When I sat down with Martin Landau in April to discuss his storied career as part of a series of legacy interviews for Film Comment, I had no reason to suspect I was capturing some of his final reflections. The spirited 89-year-old was in town for the Tribeca premiere of The Last Poker Game, having tackled the leading role and invested it with the qualities he valued most: spontaneity, fallibility, and the discoveries you make when, as he put it, “you don’t know what the hell’s gonna be around the corner.” Other actors march purposefully past the checkpoints of character delineation, but Landau, who headed the Hollywood branch of the Actors Studio and whose students include Jack Nicholson and Anjelica Huston, preferred the freedom to surprise the audience and himself along the way.

Surprise was the theme of our conversation, which, consistent with his philosophy of acting, was unstructured, digressive, and in no way predictable. Over the course of an hour he slipped seamlessly between personas as varied as Alfred Hitchcock and Jan Murray, Bela Lugosi and Buddy Hackett, illustrating dynamically (and in hindsight poignantly) that we are the sum of our experiences, the totality of our encounters. His eventful life led him from New York’s fabled Actors Studio (where out of thousands of applicants, only he and Steve McQueen were accepted), to Hollywood in the autumn of the studio era (his first two films were Milestone’s Pork Chop Hill and Hitchcock’s North by Northwest), to a starring role on Mission: Impossible at a time when rising film stars seldom dabbled in television, to a remarkable comeback at age 60, culminating in his Oscar-winning resurrection of Lugosi in Tim Burton’s Ed Wood. He recalled these names and places con brio, with generosity and passion, sentimentality and piercing insight.
----
[PROBLEM 1] Recast the records as a numbered list with no blank lines, starting at their first line and stopping after the line that contains "36, 84, 58]".
The records have no connection to the Martin Landau piece.

[DATA RECORDS]
----
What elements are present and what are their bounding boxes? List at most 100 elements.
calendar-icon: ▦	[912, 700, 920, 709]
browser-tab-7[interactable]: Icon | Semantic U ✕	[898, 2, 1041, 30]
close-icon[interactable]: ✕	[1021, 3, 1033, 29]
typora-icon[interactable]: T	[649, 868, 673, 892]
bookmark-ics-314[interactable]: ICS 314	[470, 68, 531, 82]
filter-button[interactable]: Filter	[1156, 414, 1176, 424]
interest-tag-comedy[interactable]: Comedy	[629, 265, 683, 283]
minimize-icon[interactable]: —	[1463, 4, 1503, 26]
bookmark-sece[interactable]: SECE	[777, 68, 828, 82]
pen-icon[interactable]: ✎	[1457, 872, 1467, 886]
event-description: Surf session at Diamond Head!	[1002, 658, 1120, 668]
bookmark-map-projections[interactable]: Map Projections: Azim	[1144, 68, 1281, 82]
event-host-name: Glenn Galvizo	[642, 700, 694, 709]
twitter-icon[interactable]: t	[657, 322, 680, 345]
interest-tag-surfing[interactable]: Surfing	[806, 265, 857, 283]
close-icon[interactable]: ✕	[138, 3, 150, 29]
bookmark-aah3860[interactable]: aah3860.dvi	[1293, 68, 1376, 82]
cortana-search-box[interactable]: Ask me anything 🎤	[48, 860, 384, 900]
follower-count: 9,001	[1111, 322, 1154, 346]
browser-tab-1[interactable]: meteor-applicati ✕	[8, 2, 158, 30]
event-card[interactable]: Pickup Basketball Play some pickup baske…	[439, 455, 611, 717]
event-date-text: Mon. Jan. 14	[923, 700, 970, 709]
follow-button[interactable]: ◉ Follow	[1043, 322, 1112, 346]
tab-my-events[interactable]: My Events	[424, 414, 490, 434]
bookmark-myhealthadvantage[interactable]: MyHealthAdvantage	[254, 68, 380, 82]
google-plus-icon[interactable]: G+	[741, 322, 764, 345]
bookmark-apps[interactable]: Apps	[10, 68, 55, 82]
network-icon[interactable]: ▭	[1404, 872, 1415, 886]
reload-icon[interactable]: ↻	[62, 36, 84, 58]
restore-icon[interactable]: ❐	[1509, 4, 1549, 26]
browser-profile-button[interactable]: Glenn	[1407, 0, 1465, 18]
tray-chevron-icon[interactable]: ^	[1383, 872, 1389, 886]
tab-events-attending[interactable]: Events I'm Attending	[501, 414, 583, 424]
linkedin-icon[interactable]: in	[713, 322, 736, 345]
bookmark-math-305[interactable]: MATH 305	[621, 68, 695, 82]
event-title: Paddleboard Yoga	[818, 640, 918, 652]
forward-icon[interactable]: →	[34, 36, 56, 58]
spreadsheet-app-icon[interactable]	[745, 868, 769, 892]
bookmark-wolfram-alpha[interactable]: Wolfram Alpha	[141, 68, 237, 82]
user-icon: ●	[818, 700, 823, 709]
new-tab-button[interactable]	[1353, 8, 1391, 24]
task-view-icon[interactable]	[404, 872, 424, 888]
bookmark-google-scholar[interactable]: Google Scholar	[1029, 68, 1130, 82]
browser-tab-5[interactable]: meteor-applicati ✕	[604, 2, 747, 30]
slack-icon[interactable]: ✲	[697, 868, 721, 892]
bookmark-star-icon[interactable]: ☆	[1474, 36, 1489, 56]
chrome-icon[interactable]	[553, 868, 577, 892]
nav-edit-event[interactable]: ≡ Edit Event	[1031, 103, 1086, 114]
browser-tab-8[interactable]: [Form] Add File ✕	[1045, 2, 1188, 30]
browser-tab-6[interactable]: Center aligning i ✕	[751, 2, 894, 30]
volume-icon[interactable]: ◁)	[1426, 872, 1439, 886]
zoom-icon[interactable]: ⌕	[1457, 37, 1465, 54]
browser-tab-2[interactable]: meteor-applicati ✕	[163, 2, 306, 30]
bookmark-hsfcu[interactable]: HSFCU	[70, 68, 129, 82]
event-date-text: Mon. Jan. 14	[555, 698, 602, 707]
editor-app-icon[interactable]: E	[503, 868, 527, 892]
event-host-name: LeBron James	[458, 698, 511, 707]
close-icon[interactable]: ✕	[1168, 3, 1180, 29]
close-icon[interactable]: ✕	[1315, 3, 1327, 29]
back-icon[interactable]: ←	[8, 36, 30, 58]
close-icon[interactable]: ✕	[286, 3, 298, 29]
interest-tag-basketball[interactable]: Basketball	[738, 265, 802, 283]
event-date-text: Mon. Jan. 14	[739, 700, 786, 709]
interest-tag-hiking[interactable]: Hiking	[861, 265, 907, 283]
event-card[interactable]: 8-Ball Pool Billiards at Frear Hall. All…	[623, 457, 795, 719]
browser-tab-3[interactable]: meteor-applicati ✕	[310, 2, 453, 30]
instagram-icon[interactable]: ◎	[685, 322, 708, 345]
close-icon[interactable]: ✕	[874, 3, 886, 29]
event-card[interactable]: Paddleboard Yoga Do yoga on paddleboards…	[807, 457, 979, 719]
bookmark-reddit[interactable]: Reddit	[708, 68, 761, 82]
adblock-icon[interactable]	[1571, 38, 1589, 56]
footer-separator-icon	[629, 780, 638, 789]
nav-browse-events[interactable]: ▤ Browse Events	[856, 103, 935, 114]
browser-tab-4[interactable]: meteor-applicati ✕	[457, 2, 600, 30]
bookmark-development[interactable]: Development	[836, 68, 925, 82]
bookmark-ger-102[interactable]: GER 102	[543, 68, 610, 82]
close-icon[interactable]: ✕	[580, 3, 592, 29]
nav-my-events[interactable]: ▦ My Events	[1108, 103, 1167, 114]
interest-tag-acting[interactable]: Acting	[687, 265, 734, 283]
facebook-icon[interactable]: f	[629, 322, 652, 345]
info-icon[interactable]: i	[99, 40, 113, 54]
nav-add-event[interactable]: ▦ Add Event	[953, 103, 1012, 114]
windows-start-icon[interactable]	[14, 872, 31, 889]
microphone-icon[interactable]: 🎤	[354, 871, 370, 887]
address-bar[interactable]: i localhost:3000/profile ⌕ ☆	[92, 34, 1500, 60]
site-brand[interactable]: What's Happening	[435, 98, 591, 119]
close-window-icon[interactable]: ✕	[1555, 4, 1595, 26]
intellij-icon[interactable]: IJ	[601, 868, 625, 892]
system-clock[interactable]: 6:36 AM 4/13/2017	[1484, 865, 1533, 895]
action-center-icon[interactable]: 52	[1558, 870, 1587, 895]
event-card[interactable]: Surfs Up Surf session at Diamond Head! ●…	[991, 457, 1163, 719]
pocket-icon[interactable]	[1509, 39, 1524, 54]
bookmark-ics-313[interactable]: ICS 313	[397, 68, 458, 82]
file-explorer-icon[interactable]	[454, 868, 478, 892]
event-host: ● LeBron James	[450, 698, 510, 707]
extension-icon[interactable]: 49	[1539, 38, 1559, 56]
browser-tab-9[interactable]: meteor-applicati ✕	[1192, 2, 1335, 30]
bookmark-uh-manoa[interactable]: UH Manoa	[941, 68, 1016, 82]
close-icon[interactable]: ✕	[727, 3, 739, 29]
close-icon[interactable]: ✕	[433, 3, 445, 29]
----
[PROBLEM 2] Print the Martin Landau piece word for word, beginning at the words "When I sat down" and stopping after "along the way.".

[FULL RESPONSE 1]
1. What elements are present and what are their bounding boxes? List at most 100 elements.
2. calendar-icon: ▦	[912, 700, 920, 709]
3. browser-tab-7[interactable]: Icon | Semantic U ✕	[898, 2, 1041, 30]
4. close-icon[interactable]: ✕	[1021, 3, 1033, 29]
5. typora-icon[interactable]: T	[649, 868, 673, 892]
6. bookmark-ics-314[interactable]: ICS 314	[470, 68, 531, 82]
7. filter-button[interactable]: Filter	[1156, 414, 1176, 424]
8. interest-tag-comedy[interactable]: Comedy	[629, 265, 683, 283]
9. minimize-icon[interactable]: —	[1463, 4, 1503, 26]
10. bookmark-sece[interactable]: SECE	[777, 68, 828, 82]
11. pen-icon[interactable]: ✎	[1457, 872, 1467, 886]
12. event-description: Surf session at Diamond Head!	[1002, 658, 1120, 668]
13. bookmark-map-projections[interactable]: Map Projections: Azim	[1144, 68, 1281, 82]
14. event-host-name: Glenn Galvizo	[642, 700, 694, 709]
15. twitter-icon[interactable]: t	[657, 322, 680, 345]
16. interest-tag-surfing[interactable]: Surfing	[806, 265, 857, 283]
17. close-icon[interactable]: ✕	[138, 3, 150, 29]
18. bookmark-aah3860[interactable]: aah3860.dvi	[1293, 68, 1376, 82]
19. cortana-search-box[interactable]: Ask me anything 🎤	[48, 860, 384, 900]
20. follower-count: 9,001	[1111, 322, 1154, 346]
21. browser-tab-1[interactable]: meteor-applicati ✕	[8, 2, 158, 30]
22. event-card[interactable]: Pickup Basketball Play some pickup baske…	[439, 455, 611, 717]
23. event-date-text: Mon. Jan. 14	[923, 700, 970, 709]
24. follow-button[interactable]: ◉ Follow	[1043, 322, 1112, 346]
25. tab-my-events[interactable]: My Events	[424, 414, 490, 434]
26. bookmark-myhealthadvantage[interactable]: MyHealthAdvantage	[254, 68, 380, 82]
27. google-plus-icon[interactable]: G+	[741, 322, 764, 345]
28. bookmark-apps[interactable]: Apps	[10, 68, 55, 82]
29. network-icon[interactable]: ▭	[1404, 872, 1415, 886]
30. reload-icon[interactable]: ↻	[62, 36, 84, 58]

[FULL RESPONSE 2]
When I sat down with Martin Landau in April to discuss his storied career as part of a series of legacy interviews for Film Comment, I had no reason to suspect I was capturing some of his final reflections. The spirited 89-year-old was in town for the Tribeca premiere of The Last Poker Game, having tackled the leading role and invested it with the qualities he valued most: spontaneity, fallibility, and the discoveries you make when, as he put it, “you don’t know what the hell’s gonna be around the corner.” Other actors march purposefully past the checkpoints of character delineation, but Landau, who headed the Hollywood branch of the Actors Studio and whose students include Jack Nicholson and Anjelica Huston, preferred the freedom to surprise the audience and himself along the way.